## begin Information supplied
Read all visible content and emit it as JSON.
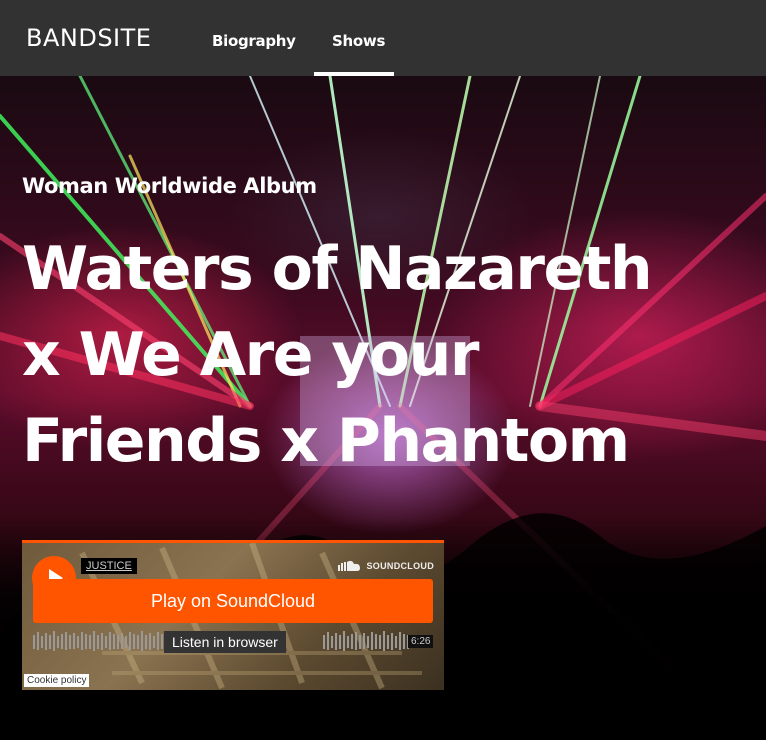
{
  "nav": {
    "logo": "BANDSITE",
    "links": [
      {
        "label": "Biography"
      },
      {
        "label": "Shows"
      }
    ]
  },
  "hero": {
    "subtitle": "Woman Worldwide Album",
    "title_lines": [
      "Waters of Nazareth",
      "x We Are your",
      "Friends x Phantom"
    ]
  },
  "soundcloud": {
    "artist": "JUSTICE",
    "brand": "SOUNDCLOUD",
    "play_button": "Play on SoundCloud",
    "listen_button": "Listen in browser",
    "duration": "6:26",
    "cookie_policy": "Cookie policy"
  },
  "colors": {
    "nav_bg": "#323232",
    "soundcloud_orange": "#ff5500"
  }
}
## end Information supplied
> **Given exercise**
Output every entry exactly as given; pictures are not part of the copy.

> **Task result**
Read all visible content and emit it as JSON.
{
  "nav": {
    "logo": "BANDSITE",
    "links": [
      {
        "label": "Biography"
      },
      {
        "label": "Shows"
      }
    ]
  },
  "hero": {
    "subtitle": "Woman Worldwide Album",
    "title_lines": [
      "Waters of Nazareth",
      "x We Are your",
      "Friends x Phantom"
    ]
  },
  "soundcloud": {
    "artist": "JUSTICE",
    "brand": "SOUNDCLOUD",
    "play_button": "Play on SoundCloud",
    "listen_button": "Listen in browser",
    "duration": "6:26",
    "cookie_policy": "Cookie policy"
  },
  "colors": {
    "nav_bg": "#323232",
    "soundcloud_orange": "#ff5500"
  }
}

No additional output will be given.